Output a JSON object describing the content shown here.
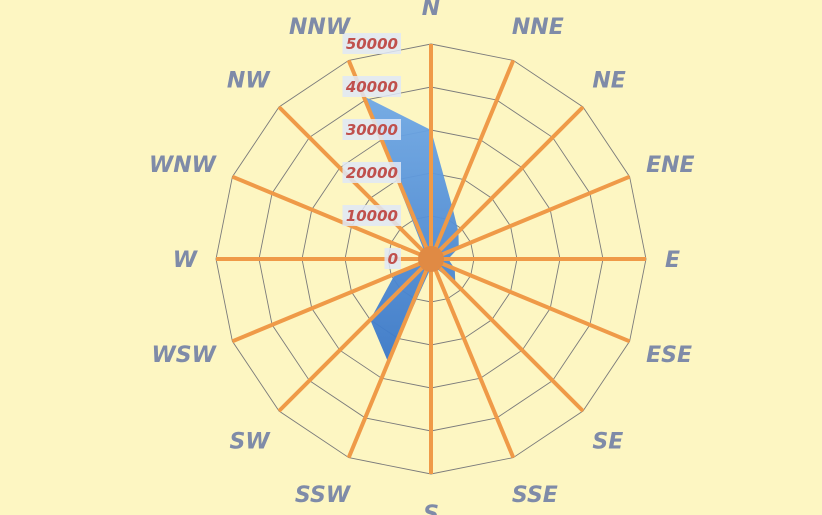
{
  "chart_data": {
    "type": "radar",
    "title": "",
    "directions": [
      "N",
      "NNE",
      "NE",
      "ENE",
      "E",
      "ESE",
      "SE",
      "SSE",
      "S",
      "SSW",
      "SW",
      "WSW",
      "W",
      "WNW",
      "NW",
      "NNW"
    ],
    "radial_ticks": [
      0,
      10000,
      20000,
      30000,
      40000,
      50000
    ],
    "rmax": 50000,
    "grid": true,
    "legend": "none",
    "series": [
      {
        "name": "",
        "values": [
          30000,
          13000,
          9000,
          7000,
          4000,
          6000,
          8000,
          2000,
          2000,
          26000,
          20000,
          9000,
          1000,
          2000,
          2000,
          41000
        ]
      }
    ],
    "colors": {
      "background": "#fdf6c2",
      "spoke": "#ef9a48",
      "grid": "#7b7b7b",
      "area_top": "#6fa8e6",
      "area_bottom": "#3a78c9",
      "direction_label": "#7f8ba8",
      "tick_label": "#c0504d"
    }
  }
}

> _PROBLEM DESCRIPTION_
Print the whole listing above once more, word for word, without its pictures.

> _TASK OUTPUT_
Output a JSON object describing the content shown here.
{
  "chart_data": {
    "type": "radar",
    "title": "",
    "directions": [
      "N",
      "NNE",
      "NE",
      "ENE",
      "E",
      "ESE",
      "SE",
      "SSE",
      "S",
      "SSW",
      "SW",
      "WSW",
      "W",
      "WNW",
      "NW",
      "NNW"
    ],
    "radial_ticks": [
      0,
      10000,
      20000,
      30000,
      40000,
      50000
    ],
    "rmax": 50000,
    "grid": true,
    "legend": "none",
    "series": [
      {
        "name": "",
        "values": [
          30000,
          13000,
          9000,
          7000,
          4000,
          6000,
          8000,
          2000,
          2000,
          26000,
          20000,
          9000,
          1000,
          2000,
          2000,
          41000
        ]
      }
    ],
    "colors": {
      "background": "#fdf6c2",
      "spoke": "#ef9a48",
      "grid": "#7b7b7b",
      "area_top": "#6fa8e6",
      "area_bottom": "#3a78c9",
      "direction_label": "#7f8ba8",
      "tick_label": "#c0504d"
    }
  }
}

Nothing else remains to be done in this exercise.